AIM OF THE EXERCISE: Locate each line in the records containing "habetur". Copy it.

-------- STORED RECORDS

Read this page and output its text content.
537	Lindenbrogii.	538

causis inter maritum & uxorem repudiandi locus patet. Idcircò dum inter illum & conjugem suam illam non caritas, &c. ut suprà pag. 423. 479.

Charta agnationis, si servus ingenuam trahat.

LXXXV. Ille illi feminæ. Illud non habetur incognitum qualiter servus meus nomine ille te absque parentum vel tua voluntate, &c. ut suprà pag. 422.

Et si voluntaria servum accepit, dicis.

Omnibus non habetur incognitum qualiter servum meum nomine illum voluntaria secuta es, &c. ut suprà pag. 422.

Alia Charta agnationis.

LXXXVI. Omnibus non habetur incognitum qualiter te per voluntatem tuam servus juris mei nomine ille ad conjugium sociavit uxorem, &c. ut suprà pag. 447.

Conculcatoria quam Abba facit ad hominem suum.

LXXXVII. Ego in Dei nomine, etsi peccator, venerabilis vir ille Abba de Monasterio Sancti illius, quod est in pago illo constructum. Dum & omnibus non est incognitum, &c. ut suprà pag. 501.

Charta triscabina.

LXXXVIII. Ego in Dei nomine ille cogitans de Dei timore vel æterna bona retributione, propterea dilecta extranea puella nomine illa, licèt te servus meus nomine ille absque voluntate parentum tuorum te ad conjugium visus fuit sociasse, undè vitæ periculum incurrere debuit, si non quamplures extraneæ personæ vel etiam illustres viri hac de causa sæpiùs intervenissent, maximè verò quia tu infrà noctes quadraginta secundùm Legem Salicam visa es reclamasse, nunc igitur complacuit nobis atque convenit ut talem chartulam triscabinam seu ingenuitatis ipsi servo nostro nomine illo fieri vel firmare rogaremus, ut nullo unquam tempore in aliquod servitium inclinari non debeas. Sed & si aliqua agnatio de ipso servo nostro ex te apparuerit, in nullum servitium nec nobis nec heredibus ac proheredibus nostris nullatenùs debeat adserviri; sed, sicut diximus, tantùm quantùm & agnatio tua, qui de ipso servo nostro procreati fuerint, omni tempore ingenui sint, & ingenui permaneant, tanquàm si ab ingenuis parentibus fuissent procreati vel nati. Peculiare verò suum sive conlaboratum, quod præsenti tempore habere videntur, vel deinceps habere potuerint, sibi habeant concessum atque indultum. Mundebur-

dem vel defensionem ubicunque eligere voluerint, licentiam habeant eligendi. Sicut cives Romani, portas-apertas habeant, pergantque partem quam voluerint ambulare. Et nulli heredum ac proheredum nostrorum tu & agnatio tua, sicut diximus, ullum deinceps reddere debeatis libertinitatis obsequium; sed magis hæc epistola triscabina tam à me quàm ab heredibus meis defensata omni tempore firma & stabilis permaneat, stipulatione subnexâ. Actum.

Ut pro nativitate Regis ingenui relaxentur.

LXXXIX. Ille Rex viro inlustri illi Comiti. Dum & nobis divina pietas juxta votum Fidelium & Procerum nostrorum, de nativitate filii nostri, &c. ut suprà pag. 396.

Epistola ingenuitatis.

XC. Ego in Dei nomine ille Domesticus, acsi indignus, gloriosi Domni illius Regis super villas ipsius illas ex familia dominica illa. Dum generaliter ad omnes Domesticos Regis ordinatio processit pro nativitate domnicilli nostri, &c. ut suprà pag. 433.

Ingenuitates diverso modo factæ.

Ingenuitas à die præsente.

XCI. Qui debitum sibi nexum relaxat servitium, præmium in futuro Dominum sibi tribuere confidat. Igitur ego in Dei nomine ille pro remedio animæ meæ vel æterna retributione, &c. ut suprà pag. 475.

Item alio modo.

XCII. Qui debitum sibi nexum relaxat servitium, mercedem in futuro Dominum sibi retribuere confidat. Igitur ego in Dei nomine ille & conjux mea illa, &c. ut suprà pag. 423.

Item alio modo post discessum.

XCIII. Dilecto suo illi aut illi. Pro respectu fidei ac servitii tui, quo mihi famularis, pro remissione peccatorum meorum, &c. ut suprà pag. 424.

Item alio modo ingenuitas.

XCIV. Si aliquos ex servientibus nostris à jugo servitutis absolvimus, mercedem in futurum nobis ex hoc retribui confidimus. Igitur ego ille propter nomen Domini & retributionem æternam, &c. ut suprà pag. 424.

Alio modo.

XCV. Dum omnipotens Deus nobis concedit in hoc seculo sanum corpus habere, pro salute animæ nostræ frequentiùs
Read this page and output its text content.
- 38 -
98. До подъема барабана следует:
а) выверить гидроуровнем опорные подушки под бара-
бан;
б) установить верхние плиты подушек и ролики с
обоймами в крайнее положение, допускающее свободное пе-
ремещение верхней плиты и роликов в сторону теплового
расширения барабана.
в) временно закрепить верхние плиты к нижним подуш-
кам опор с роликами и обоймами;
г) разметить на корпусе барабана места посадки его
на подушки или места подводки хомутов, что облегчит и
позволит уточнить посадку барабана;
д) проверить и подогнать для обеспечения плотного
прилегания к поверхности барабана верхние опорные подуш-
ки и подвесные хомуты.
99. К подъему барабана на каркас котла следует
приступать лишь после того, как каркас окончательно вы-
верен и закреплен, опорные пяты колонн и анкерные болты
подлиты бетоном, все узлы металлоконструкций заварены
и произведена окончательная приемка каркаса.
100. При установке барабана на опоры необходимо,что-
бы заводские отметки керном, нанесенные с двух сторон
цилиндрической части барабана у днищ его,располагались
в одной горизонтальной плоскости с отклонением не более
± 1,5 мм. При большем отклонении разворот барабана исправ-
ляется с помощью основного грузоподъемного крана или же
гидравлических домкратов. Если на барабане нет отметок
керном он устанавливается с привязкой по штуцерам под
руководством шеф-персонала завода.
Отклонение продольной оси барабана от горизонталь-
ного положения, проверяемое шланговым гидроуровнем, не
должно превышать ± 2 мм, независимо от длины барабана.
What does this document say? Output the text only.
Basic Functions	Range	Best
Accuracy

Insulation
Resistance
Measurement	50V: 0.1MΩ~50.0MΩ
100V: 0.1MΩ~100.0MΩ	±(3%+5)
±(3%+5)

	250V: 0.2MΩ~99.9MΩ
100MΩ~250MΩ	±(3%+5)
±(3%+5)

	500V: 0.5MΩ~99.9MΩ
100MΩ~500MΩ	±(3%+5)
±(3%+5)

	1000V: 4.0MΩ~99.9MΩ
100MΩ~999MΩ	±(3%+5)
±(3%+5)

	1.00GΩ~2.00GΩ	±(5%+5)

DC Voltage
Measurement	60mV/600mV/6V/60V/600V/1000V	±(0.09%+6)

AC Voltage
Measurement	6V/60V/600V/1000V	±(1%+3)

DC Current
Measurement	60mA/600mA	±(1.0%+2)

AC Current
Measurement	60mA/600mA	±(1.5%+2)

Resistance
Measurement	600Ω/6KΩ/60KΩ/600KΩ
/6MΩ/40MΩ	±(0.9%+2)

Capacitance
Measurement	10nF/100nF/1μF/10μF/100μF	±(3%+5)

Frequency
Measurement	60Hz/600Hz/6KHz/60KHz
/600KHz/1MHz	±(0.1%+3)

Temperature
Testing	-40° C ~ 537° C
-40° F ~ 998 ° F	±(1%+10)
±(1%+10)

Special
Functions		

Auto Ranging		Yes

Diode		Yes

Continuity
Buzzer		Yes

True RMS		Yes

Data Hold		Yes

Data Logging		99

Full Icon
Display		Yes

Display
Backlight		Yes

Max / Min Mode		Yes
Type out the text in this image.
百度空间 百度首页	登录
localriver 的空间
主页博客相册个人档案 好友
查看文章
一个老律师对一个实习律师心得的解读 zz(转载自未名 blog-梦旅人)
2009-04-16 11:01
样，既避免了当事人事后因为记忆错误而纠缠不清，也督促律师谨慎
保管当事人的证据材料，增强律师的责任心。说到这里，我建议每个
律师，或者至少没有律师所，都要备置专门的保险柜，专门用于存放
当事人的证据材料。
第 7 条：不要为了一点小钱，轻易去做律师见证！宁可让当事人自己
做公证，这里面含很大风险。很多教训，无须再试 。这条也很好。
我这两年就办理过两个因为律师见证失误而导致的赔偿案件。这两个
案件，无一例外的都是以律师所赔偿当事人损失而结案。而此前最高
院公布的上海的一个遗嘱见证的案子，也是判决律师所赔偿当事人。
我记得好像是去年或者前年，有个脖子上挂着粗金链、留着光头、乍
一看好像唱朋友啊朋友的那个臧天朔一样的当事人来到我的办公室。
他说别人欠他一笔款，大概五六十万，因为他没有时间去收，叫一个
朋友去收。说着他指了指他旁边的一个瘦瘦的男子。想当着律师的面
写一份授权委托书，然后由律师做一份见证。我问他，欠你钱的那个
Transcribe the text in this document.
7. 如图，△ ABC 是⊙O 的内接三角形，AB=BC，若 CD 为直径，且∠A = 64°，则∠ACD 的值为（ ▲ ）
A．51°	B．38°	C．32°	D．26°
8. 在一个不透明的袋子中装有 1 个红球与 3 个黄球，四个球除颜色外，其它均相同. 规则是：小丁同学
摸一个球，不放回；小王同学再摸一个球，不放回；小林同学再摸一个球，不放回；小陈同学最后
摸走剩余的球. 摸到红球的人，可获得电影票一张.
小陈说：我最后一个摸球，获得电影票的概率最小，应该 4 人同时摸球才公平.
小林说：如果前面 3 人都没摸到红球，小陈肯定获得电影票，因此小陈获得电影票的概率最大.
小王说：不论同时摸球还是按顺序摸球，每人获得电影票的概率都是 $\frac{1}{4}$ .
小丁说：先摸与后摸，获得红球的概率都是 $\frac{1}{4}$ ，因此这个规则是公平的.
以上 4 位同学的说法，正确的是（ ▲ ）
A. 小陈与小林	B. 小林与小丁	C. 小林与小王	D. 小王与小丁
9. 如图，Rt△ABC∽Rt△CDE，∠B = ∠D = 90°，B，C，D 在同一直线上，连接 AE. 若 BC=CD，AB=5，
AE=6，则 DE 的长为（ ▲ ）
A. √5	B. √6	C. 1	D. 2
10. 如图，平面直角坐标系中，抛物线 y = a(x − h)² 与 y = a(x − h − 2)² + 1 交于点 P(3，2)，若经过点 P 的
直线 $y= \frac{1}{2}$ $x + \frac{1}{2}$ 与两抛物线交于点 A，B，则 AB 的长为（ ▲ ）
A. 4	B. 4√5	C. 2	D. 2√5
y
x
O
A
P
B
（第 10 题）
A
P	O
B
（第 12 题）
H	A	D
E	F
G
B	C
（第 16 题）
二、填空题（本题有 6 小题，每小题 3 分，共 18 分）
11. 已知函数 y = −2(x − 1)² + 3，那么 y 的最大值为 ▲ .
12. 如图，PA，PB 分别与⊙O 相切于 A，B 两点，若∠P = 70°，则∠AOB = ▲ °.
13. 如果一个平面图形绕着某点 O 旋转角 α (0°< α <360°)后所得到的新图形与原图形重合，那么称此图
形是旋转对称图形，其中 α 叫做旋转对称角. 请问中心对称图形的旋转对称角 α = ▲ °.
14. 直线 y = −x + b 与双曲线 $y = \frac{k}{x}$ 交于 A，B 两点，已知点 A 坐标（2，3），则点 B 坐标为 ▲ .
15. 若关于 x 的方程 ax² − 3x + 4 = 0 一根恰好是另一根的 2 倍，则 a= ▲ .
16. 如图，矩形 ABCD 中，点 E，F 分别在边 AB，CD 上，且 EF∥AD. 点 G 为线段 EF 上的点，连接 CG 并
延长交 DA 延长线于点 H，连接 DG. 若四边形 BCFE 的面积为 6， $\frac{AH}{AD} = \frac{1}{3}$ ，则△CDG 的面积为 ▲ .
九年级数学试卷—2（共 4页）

----------------

WORKED SOLUTION:
LXXXV. Ille illi feminæ. Illud non habetur incognitum qualiter servus meus nomine ille te absque parentum vel tua voluntate, &c. ut suprà pag. 422.
Omnibus non habetur incognitum qualiter servum meum nomine illum voluntaria secuta es, &c. ut suprà pag. 422.
LXXXVI. Omnibus non habetur incognitum qualiter te per voluntatem tuam servus juris mei nomine ille ad conjugium sociavit uxorem, &c. ut suprà pag. 447.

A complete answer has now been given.